__Your objective__.
Below is a block of records; repeat all of them exactly.

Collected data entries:
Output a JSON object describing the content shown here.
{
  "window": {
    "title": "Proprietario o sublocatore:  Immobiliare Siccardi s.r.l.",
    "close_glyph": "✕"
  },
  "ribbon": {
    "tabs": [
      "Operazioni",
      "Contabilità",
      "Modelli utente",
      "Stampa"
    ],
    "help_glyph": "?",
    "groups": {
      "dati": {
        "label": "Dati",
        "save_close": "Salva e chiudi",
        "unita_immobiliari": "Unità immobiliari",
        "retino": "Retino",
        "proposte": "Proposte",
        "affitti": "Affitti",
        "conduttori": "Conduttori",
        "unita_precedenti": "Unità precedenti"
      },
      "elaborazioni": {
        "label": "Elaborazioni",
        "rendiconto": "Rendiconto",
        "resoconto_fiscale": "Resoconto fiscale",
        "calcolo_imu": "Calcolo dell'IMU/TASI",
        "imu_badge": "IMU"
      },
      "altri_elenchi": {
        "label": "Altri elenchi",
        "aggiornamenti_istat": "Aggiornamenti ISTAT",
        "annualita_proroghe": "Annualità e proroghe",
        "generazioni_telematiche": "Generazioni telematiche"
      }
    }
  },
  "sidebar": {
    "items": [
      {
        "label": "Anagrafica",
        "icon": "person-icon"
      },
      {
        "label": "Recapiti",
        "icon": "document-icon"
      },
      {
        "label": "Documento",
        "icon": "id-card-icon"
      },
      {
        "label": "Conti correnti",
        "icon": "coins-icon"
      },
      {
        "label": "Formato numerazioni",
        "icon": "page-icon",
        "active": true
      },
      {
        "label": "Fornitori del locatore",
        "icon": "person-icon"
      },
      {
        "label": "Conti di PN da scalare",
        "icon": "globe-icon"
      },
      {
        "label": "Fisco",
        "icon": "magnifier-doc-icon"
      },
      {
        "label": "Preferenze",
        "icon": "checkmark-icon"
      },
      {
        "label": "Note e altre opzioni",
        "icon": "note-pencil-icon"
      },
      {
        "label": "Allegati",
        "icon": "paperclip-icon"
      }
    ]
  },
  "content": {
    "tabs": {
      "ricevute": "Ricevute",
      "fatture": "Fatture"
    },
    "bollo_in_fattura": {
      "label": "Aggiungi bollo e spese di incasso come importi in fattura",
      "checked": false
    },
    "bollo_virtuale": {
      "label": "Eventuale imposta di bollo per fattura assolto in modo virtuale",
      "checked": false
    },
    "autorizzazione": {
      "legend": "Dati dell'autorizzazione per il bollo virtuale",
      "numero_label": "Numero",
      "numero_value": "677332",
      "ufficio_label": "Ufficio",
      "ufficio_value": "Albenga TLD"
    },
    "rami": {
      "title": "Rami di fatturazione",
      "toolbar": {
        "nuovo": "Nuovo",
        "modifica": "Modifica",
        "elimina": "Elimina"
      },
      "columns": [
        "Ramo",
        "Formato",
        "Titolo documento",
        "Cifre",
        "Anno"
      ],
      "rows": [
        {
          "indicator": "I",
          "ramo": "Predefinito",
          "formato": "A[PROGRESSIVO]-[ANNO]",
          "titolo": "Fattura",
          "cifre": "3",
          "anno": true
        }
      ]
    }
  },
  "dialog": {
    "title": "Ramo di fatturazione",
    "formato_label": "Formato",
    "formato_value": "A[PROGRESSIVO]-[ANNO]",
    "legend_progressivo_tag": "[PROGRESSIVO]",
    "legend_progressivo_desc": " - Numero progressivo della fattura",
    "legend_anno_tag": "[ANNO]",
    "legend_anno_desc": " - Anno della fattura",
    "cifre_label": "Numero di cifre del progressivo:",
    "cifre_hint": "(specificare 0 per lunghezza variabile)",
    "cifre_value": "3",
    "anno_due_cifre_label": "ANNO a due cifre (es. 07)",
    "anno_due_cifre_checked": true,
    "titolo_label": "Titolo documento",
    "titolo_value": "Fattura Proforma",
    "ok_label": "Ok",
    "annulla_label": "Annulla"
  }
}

__Exercise output__.
Output a JSON object describing the content shown here.
{
  "window": {
    "title": "Proprietario o sublocatore:  Immobiliare Siccardi s.r.l.",
    "close_glyph": "✕"
  },
  "ribbon": {
    "tabs": [
      "Operazioni",
      "Contabilità",
      "Modelli utente",
      "Stampa"
    ],
    "help_glyph": "?",
    "groups": {
      "dati": {
        "label": "Dati",
        "save_close": "Salva e chiudi",
        "unita_immobiliari": "Unità immobiliari",
        "retino": "Retino",
        "proposte": "Proposte",
        "affitti": "Affitti",
        "conduttori": "Conduttori",
        "unita_precedenti": "Unità precedenti"
      },
      "elaborazioni": {
        "label": "Elaborazioni",
        "rendiconto": "Rendiconto",
        "resoconto_fiscale": "Resoconto fiscale",
        "calcolo_imu": "Calcolo dell'IMU/TASI",
        "imu_badge": "IMU"
      },
      "altri_elenchi": {
        "label": "Altri elenchi",
        "aggiornamenti_istat": "Aggiornamenti ISTAT",
        "annualita_proroghe": "Annualità e proroghe",
        "generazioni_telematiche": "Generazioni telematiche"
      }
    }
  },
  "sidebar": {
    "items": [
      {
        "label": "Anagrafica",
        "icon": "person-icon"
      },
      {
        "label": "Recapiti",
        "icon": "document-icon"
      },
      {
        "label": "Documento",
        "icon": "id-card-icon"
      },
      {
        "label": "Conti correnti",
        "icon": "coins-icon"
      },
      {
        "label": "Formato numerazioni",
        "icon": "page-icon",
        "active": true
      },
      {
        "label": "Fornitori del locatore",
        "icon": "person-icon"
      },
      {
        "label": "Conti di PN da scalare",
        "icon": "globe-icon"
      },
      {
        "label": "Fisco",
        "icon": "magnifier-doc-icon"
      },
      {
        "label": "Preferenze",
        "icon": "checkmark-icon"
      },
      {
        "label": "Note e altre opzioni",
        "icon": "note-pencil-icon"
      },
      {
        "label": "Allegati",
        "icon": "paperclip-icon"
      }
    ]
  },
  "content": {
    "tabs": {
      "ricevute": "Ricevute",
      "fatture": "Fatture"
    },
    "bollo_in_fattura": {
      "label": "Aggiungi bollo e spese di incasso come importi in fattura",
      "checked": false
    },
    "bollo_virtuale": {
      "label": "Eventuale imposta di bollo per fattura assolto in modo virtuale",
      "checked": false
    },
    "autorizzazione": {
      "legend": "Dati dell'autorizzazione per il bollo virtuale",
      "numero_label": "Numero",
      "numero_value": "677332",
      "ufficio_label": "Ufficio",
      "ufficio_value": "Albenga TLD"
    },
    "rami": {
      "title": "Rami di fatturazione",
      "toolbar": {
        "nuovo": "Nuovo",
        "modifica": "Modifica",
        "elimina": "Elimina"
      },
      "columns": [
        "Ramo",
        "Formato",
        "Titolo documento",
        "Cifre",
        "Anno"
      ],
      "rows": [
        {
          "indicator": "I",
          "ramo": "Predefinito",
          "formato": "A[PROGRESSIVO]-[ANNO]",
          "titolo": "Fattura",
          "cifre": "3",
          "anno": true
        }
      ]
    }
  },
  "dialog": {
    "title": "Ramo di fatturazione",
    "formato_label": "Formato",
    "formato_value": "A[PROGRESSIVO]-[ANNO]",
    "legend_progressivo_tag": "[PROGRESSIVO]",
    "legend_progressivo_desc": " - Numero progressivo della fattura",
    "legend_anno_tag": "[ANNO]",
    "legend_anno_desc": " - Anno della fattura",
    "cifre_label": "Numero di cifre del progressivo:",
    "cifre_hint": "(specificare 0 per lunghezza variabile)",
    "cifre_value": "3",
    "anno_due_cifre_label": "ANNO a due cifre (es. 07)",
    "anno_due_cifre_checked": true,
    "titolo_label": "Titolo documento",
    "titolo_value": "Fattura Proforma",
    "ok_label": "Ok",
    "annulla_label": "Annulla"
  }
}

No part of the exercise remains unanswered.